Task details:
Leave out the images and repeat the listing below without a single change.

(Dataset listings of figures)
--*--

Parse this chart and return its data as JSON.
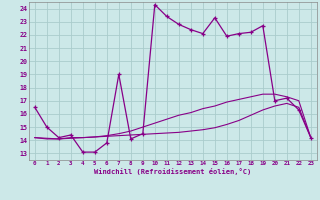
{
  "xlabel": "Windchill (Refroidissement éolien,°C)",
  "bg_color": "#cce8e8",
  "grid_color": "#aacccc",
  "line_color": "#880088",
  "xlim": [
    -0.5,
    23.5
  ],
  "ylim": [
    12.5,
    24.5
  ],
  "xticks": [
    0,
    1,
    2,
    3,
    4,
    5,
    6,
    7,
    8,
    9,
    10,
    11,
    12,
    13,
    14,
    15,
    16,
    17,
    18,
    19,
    20,
    21,
    22,
    23
  ],
  "yticks": [
    13,
    14,
    15,
    16,
    17,
    18,
    19,
    20,
    21,
    22,
    23,
    24
  ],
  "main_line_x": [
    0,
    1,
    2,
    3,
    4,
    5,
    6,
    7,
    8,
    9,
    10,
    11,
    12,
    13,
    14,
    15,
    16,
    17,
    18,
    19,
    20,
    21,
    22,
    23
  ],
  "main_line_y": [
    16.5,
    15.0,
    14.2,
    14.4,
    13.1,
    13.1,
    13.8,
    19.0,
    14.1,
    14.5,
    24.3,
    23.4,
    22.8,
    22.4,
    22.1,
    23.3,
    21.9,
    22.1,
    22.2,
    22.7,
    17.0,
    17.2,
    16.3,
    14.2
  ],
  "line2_x": [
    0,
    1,
    2,
    3,
    4,
    5,
    6,
    7,
    8,
    9,
    10,
    11,
    12,
    13,
    14,
    15,
    16,
    17,
    18,
    19,
    20,
    21,
    22,
    23
  ],
  "line2_y": [
    14.2,
    14.15,
    14.1,
    14.15,
    14.2,
    14.25,
    14.3,
    14.35,
    14.4,
    14.45,
    14.5,
    14.55,
    14.6,
    14.7,
    14.8,
    14.95,
    15.2,
    15.5,
    15.9,
    16.3,
    16.6,
    16.8,
    16.5,
    14.2
  ],
  "line3_x": [
    0,
    1,
    2,
    3,
    4,
    5,
    6,
    7,
    8,
    9,
    10,
    11,
    12,
    13,
    14,
    15,
    16,
    17,
    18,
    19,
    20,
    21,
    22,
    23
  ],
  "line3_y": [
    14.2,
    14.1,
    14.1,
    14.2,
    14.2,
    14.25,
    14.35,
    14.5,
    14.7,
    15.0,
    15.3,
    15.6,
    15.9,
    16.1,
    16.4,
    16.6,
    16.9,
    17.1,
    17.3,
    17.5,
    17.5,
    17.3,
    17.0,
    14.2
  ]
}
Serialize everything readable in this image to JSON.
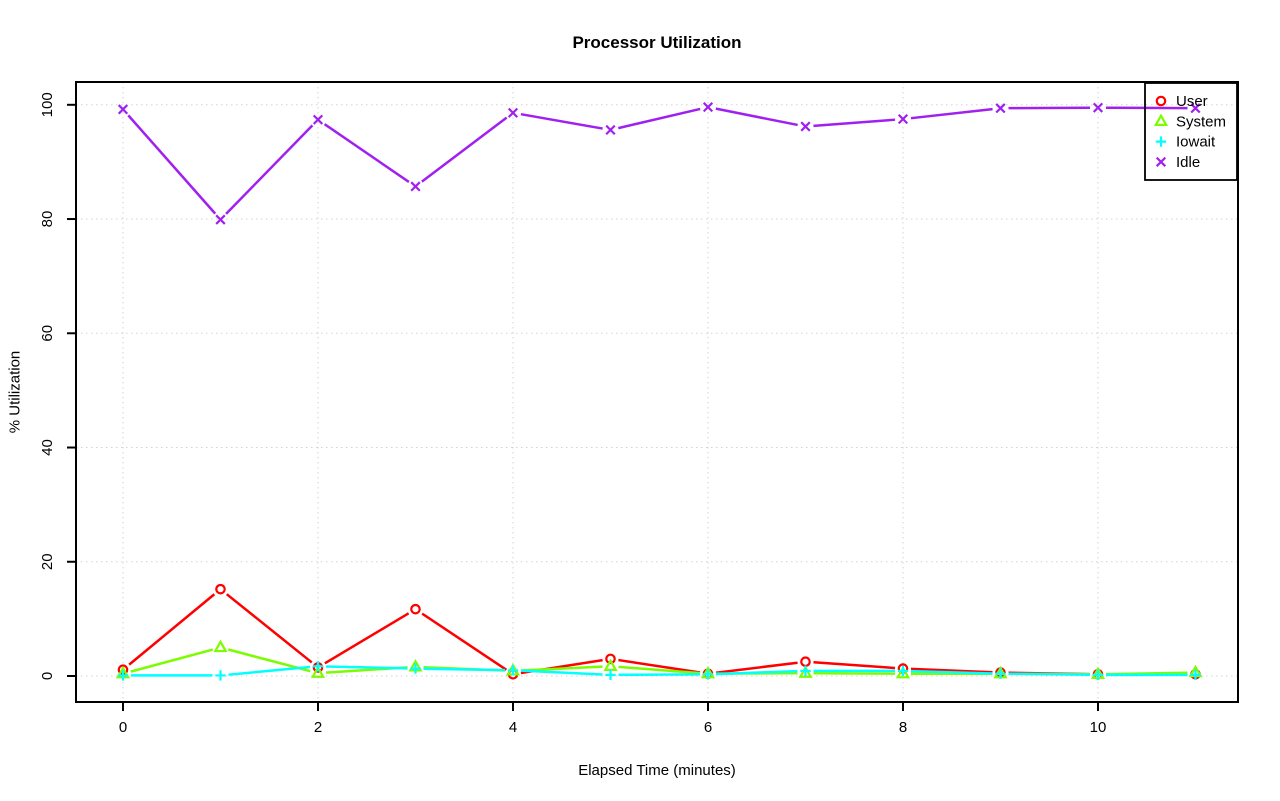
{
  "window": {
    "background": "#ffffff"
  },
  "chart_data": {
    "type": "line",
    "title": "Processor Utilization",
    "xlabel": "Elapsed Time (minutes)",
    "ylabel": "% Utilization",
    "x": [
      0,
      1,
      2,
      3,
      4,
      5,
      6,
      7,
      8,
      9,
      10,
      11
    ],
    "series": [
      {
        "name": "User",
        "color": "#ff0000",
        "marker": "circle",
        "values": [
          1.1,
          15.2,
          1.5,
          11.7,
          0.3,
          3.0,
          0.4,
          2.5,
          1.3,
          0.6,
          0.3,
          0.3
        ]
      },
      {
        "name": "System",
        "color": "#7cfc00",
        "marker": "triangle",
        "values": [
          0.4,
          5.0,
          0.5,
          1.6,
          0.9,
          1.7,
          0.4,
          0.5,
          0.4,
          0.4,
          0.3,
          0.6
        ]
      },
      {
        "name": "Iowait",
        "color": "#00ffff",
        "marker": "plus",
        "values": [
          0.1,
          0.1,
          1.7,
          1.3,
          1.0,
          0.2,
          0.3,
          0.9,
          0.9,
          0.4,
          0.2,
          0.2
        ]
      },
      {
        "name": "Idle",
        "color": "#a020f0",
        "marker": "x",
        "values": [
          99.2,
          79.9,
          97.4,
          85.7,
          98.6,
          95.6,
          99.6,
          96.2,
          97.5,
          99.4,
          99.5,
          99.4
        ]
      }
    ],
    "x_ticks": [
      0,
      2,
      4,
      6,
      8,
      10
    ],
    "y_ticks": [
      0,
      20,
      40,
      60,
      80,
      100
    ],
    "ylim": [
      -4,
      104
    ],
    "grid": "dotted",
    "legend_position": "top-right",
    "legend": [
      "User",
      "System",
      "Iowait",
      "Idle"
    ]
  },
  "style": {
    "grid_color": "#d3d3d3",
    "axis_color": "#000000",
    "text_color": "#000000"
  }
}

--*--

Result for this exercise:
Parse this chart and return its data as JSON.
{
  "xlabel": "Windchill (Refroidissement éolien,°C)",
  "bg_color": "#cce8e8",
  "grid_color": "#aacccc",
  "line_color": "#880088",
  "xlim": [
    -0.5,
    23.5
  ],
  "ylim": [
    12.5,
    24.5
  ],
  "xticks": [
    0,
    1,
    2,
    3,
    4,
    5,
    6,
    7,
    8,
    9,
    10,
    11,
    12,
    13,
    14,
    15,
    16,
    17,
    18,
    19,
    20,
    21,
    22,
    23
  ],
  "yticks": [
    13,
    14,
    15,
    16,
    17,
    18,
    19,
    20,
    21,
    22,
    23,
    24
  ],
  "main_line_x": [
    0,
    1,
    2,
    3,
    4,
    5,
    6,
    7,
    8,
    9,
    10,
    11,
    12,
    13,
    14,
    15,
    16,
    17,
    18,
    19,
    20,
    21,
    22,
    23
  ],
  "main_line_y": [
    16.5,
    15.0,
    14.2,
    14.4,
    13.1,
    13.1,
    13.8,
    19.0,
    14.1,
    14.5,
    24.3,
    23.4,
    22.8,
    22.4,
    22.1,
    23.3,
    21.9,
    22.1,
    22.2,
    22.7,
    17.0,
    17.2,
    16.3,
    14.2
  ],
  "line2_x": [
    0,
    1,
    2,
    3,
    4,
    5,
    6,
    7,
    8,
    9,
    10,
    11,
    12,
    13,
    14,
    15,
    16,
    17,
    18,
    19,
    20,
    21,
    22,
    23
  ],
  "line2_y": [
    14.2,
    14.15,
    14.1,
    14.15,
    14.2,
    14.25,
    14.3,
    14.35,
    14.4,
    14.45,
    14.5,
    14.55,
    14.6,
    14.7,
    14.8,
    14.95,
    15.2,
    15.5,
    15.9,
    16.3,
    16.6,
    16.8,
    16.5,
    14.2
  ],
  "line3_x": [
    0,
    1,
    2,
    3,
    4,
    5,
    6,
    7,
    8,
    9,
    10,
    11,
    12,
    13,
    14,
    15,
    16,
    17,
    18,
    19,
    20,
    21,
    22,
    23
  ],
  "line3_y": [
    14.2,
    14.1,
    14.1,
    14.2,
    14.2,
    14.25,
    14.35,
    14.5,
    14.7,
    15.0,
    15.3,
    15.6,
    15.9,
    16.1,
    16.4,
    16.6,
    16.9,
    17.1,
    17.3,
    17.5,
    17.5,
    17.3,
    17.0,
    14.2
  ]
}
Serialize everything readable in this image to JSON.
{
  "window": {
    "background": "#ffffff"
  },
  "chart_data": {
    "type": "line",
    "title": "Processor Utilization",
    "xlabel": "Elapsed Time (minutes)",
    "ylabel": "% Utilization",
    "x": [
      0,
      1,
      2,
      3,
      4,
      5,
      6,
      7,
      8,
      9,
      10,
      11
    ],
    "series": [
      {
        "name": "User",
        "color": "#ff0000",
        "marker": "circle",
        "values": [
          1.1,
          15.2,
          1.5,
          11.7,
          0.3,
          3.0,
          0.4,
          2.5,
          1.3,
          0.6,
          0.3,
          0.3
        ]
      },
      {
        "name": "System",
        "color": "#7cfc00",
        "marker": "triangle",
        "values": [
          0.4,
          5.0,
          0.5,
          1.6,
          0.9,
          1.7,
          0.4,
          0.5,
          0.4,
          0.4,
          0.3,
          0.6
        ]
      },
      {
        "name": "Iowait",
        "color": "#00ffff",
        "marker": "plus",
        "values": [
          0.1,
          0.1,
          1.7,
          1.3,
          1.0,
          0.2,
          0.3,
          0.9,
          0.9,
          0.4,
          0.2,
          0.2
        ]
      },
      {
        "name": "Idle",
        "color": "#a020f0",
        "marker": "x",
        "values": [
          99.2,
          79.9,
          97.4,
          85.7,
          98.6,
          95.6,
          99.6,
          96.2,
          97.5,
          99.4,
          99.5,
          99.4
        ]
      }
    ],
    "x_ticks": [
      0,
      2,
      4,
      6,
      8,
      10
    ],
    "y_ticks": [
      0,
      20,
      40,
      60,
      80,
      100
    ],
    "ylim": [
      -4,
      104
    ],
    "grid": "dotted",
    "legend_position": "top-right",
    "legend": [
      "User",
      "System",
      "Iowait",
      "Idle"
    ]
  },
  "style": {
    "grid_color": "#d3d3d3",
    "axis_color": "#000000",
    "text_color": "#000000"
  }
}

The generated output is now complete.